- [Written instruction]:
Type out the material below exactly.

- [Rows]:

━━━━━━

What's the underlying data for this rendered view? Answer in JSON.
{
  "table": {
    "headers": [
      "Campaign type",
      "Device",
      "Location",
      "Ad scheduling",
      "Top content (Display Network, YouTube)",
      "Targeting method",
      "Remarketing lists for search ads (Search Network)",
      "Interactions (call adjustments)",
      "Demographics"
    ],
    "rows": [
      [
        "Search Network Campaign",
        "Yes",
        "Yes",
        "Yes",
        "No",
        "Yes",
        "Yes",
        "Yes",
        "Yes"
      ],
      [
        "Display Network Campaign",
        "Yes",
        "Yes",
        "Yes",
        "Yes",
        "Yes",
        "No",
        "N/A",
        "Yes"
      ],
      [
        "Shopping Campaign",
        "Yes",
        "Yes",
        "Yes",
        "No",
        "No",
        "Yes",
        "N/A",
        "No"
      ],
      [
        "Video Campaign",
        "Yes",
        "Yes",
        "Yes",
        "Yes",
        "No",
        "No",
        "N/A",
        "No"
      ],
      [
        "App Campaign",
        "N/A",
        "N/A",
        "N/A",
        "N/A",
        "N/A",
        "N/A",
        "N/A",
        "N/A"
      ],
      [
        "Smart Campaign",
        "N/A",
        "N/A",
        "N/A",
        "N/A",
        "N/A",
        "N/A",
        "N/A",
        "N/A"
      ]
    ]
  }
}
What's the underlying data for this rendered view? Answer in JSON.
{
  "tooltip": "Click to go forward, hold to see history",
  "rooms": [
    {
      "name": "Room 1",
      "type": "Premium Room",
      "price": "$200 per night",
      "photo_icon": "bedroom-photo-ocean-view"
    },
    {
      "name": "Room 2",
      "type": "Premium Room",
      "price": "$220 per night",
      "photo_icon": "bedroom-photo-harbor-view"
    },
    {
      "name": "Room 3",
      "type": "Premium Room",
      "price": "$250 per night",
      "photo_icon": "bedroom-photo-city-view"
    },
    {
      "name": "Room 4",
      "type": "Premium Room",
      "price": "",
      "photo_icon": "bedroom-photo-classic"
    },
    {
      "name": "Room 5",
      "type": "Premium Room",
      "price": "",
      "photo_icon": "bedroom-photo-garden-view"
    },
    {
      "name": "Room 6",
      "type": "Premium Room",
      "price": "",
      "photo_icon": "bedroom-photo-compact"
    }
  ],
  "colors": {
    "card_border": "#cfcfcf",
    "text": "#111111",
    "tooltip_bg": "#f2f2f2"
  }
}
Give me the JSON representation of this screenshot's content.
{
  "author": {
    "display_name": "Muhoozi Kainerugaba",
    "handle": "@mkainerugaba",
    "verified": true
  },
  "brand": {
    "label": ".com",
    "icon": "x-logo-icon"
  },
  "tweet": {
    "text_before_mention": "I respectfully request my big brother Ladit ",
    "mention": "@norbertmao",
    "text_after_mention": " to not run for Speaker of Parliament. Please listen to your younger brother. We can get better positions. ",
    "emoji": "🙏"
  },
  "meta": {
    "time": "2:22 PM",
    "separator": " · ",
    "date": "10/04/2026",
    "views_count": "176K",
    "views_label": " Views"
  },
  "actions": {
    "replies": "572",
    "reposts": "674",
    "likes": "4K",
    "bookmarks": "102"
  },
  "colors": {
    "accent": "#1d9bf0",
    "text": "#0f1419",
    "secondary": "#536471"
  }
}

━━━━━━

- [Task result]:
What's the underlying data for this rendered view? Answer in JSON.
{
  "table": {
    "headers": [
      "Campaign type",
      "Device",
      "Location",
      "Ad scheduling",
      "Top content (Display Network, YouTube)",
      "Targeting method",
      "Remarketing lists for search ads (Search Network)",
      "Interactions (call adjustments)",
      "Demographics"
    ],
    "rows": [
      [
        "Search Network Campaign",
        "Yes",
        "Yes",
        "Yes",
        "No",
        "Yes",
        "Yes",
        "Yes",
        "Yes"
      ],
      [
        "Display Network Campaign",
        "Yes",
        "Yes",
        "Yes",
        "Yes",
        "Yes",
        "No",
        "N/A",
        "Yes"
      ],
      [
        "Shopping Campaign",
        "Yes",
        "Yes",
        "Yes",
        "No",
        "No",
        "Yes",
        "N/A",
        "No"
      ],
      [
        "Video Campaign",
        "Yes",
        "Yes",
        "Yes",
        "Yes",
        "No",
        "No",
        "N/A",
        "No"
      ],
      [
        "App Campaign",
        "N/A",
        "N/A",
        "N/A",
        "N/A",
        "N/A",
        "N/A",
        "N/A",
        "N/A"
      ],
      [
        "Smart Campaign",
        "N/A",
        "N/A",
        "N/A",
        "N/A",
        "N/A",
        "N/A",
        "N/A",
        "N/A"
      ]
    ]
  }
}
What's the underlying data for this rendered view? Answer in JSON.
{
  "tooltip": "Click to go forward, hold to see history",
  "rooms": [
    {
      "name": "Room 1",
      "type": "Premium Room",
      "price": "$200 per night",
      "photo_icon": "bedroom-photo-ocean-view"
    },
    {
      "name": "Room 2",
      "type": "Premium Room",
      "price": "$220 per night",
      "photo_icon": "bedroom-photo-harbor-view"
    },
    {
      "name": "Room 3",
      "type": "Premium Room",
      "price": "$250 per night",
      "photo_icon": "bedroom-photo-city-view"
    },
    {
      "name": "Room 4",
      "type": "Premium Room",
      "price": "",
      "photo_icon": "bedroom-photo-classic"
    },
    {
      "name": "Room 5",
      "type": "Premium Room",
      "price": "",
      "photo_icon": "bedroom-photo-garden-view"
    },
    {
      "name": "Room 6",
      "type": "Premium Room",
      "price": "",
      "photo_icon": "bedroom-photo-compact"
    }
  ],
  "colors": {
    "card_border": "#cfcfcf",
    "text": "#111111",
    "tooltip_bg": "#f2f2f2"
  }
}
Give me the JSON representation of this screenshot's content.
{
  "author": {
    "display_name": "Muhoozi Kainerugaba",
    "handle": "@mkainerugaba",
    "verified": true
  },
  "brand": {
    "label": ".com",
    "icon": "x-logo-icon"
  },
  "tweet": {
    "text_before_mention": "I respectfully request my big brother Ladit ",
    "mention": "@norbertmao",
    "text_after_mention": " to not run for Speaker of Parliament. Please listen to your younger brother. We can get better positions. ",
    "emoji": "🙏"
  },
  "meta": {
    "time": "2:22 PM",
    "separator": " · ",
    "date": "10/04/2026",
    "views_count": "176K",
    "views_label": " Views"
  },
  "actions": {
    "replies": "572",
    "reposts": "674",
    "likes": "4K",
    "bookmarks": "102"
  },
  "colors": {
    "accent": "#1d9bf0",
    "text": "#0f1419",
    "secondary": "#536471"
  }
}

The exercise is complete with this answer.